━━━━━ RECORDS SUPPLIED
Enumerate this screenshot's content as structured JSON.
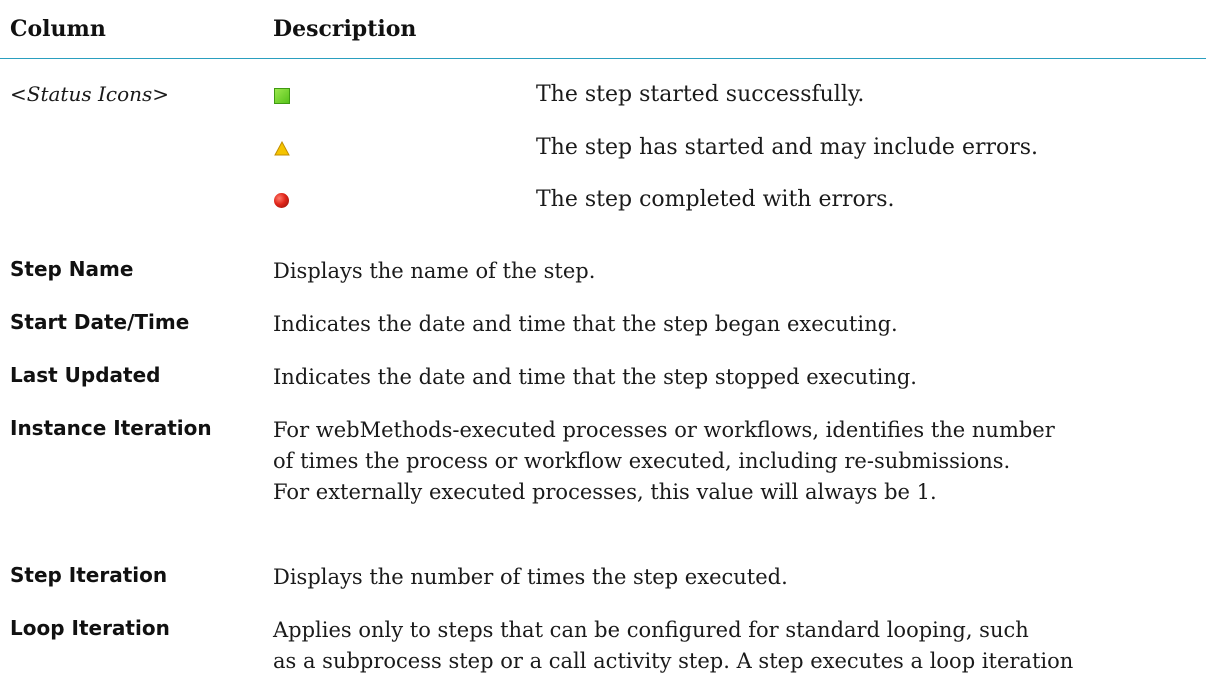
{
  "header": {
    "column_label": "Column",
    "description_label": "Description"
  },
  "status_section": {
    "label_prefix": "<",
    "label_text": "Status Icons",
    "label_suffix": ">",
    "items": [
      {
        "icon": "green-square-icon",
        "color": "#57c21b",
        "text": "The step started successfully."
      },
      {
        "icon": "yellow-triangle-icon",
        "color": "#f5c400",
        "text": "The step has started and may include errors."
      },
      {
        "icon": "red-ball-icon",
        "color": "#e0251a",
        "text": "The step completed with errors."
      }
    ]
  },
  "rows": [
    {
      "term": "Step Name",
      "desc_lines": [
        "Displays the name of the step."
      ]
    },
    {
      "term": "Start Date/Time",
      "desc_lines": [
        "Indicates the date and time that the step began executing."
      ]
    },
    {
      "term": "Last Updated",
      "desc_lines": [
        "Indicates the date and time that the step stopped executing."
      ]
    },
    {
      "term": "Instance Iteration",
      "desc_lines": [
        "For webMethods-executed processes or workflows, identifies the number",
        "of times the process or workflow executed, including re-submissions.",
        "For externally executed processes, this value will always be 1."
      ]
    },
    {
      "term": "Step Iteration",
      "desc_lines": [
        "Displays the number of times the step executed."
      ]
    },
    {
      "term": "Loop Iteration",
      "desc_lines": [
        "Applies only to steps that can be configured for standard looping, such",
        "as a subprocess step or a call activity step. A step executes a loop iteration"
      ]
    }
  ],
  "colors": {
    "header_rule": "#2a9fbf"
  }
}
━━━━━━━━━━
> TASK BRIEF: Show the lines where the word "that" appears in the entries.

> ANSWER IN FULL:
        "Indicates the date and time that the step began executing."
        "Indicates the date and time that the step stopped executing."
        "Applies only to steps that can be configured for standard looping, such",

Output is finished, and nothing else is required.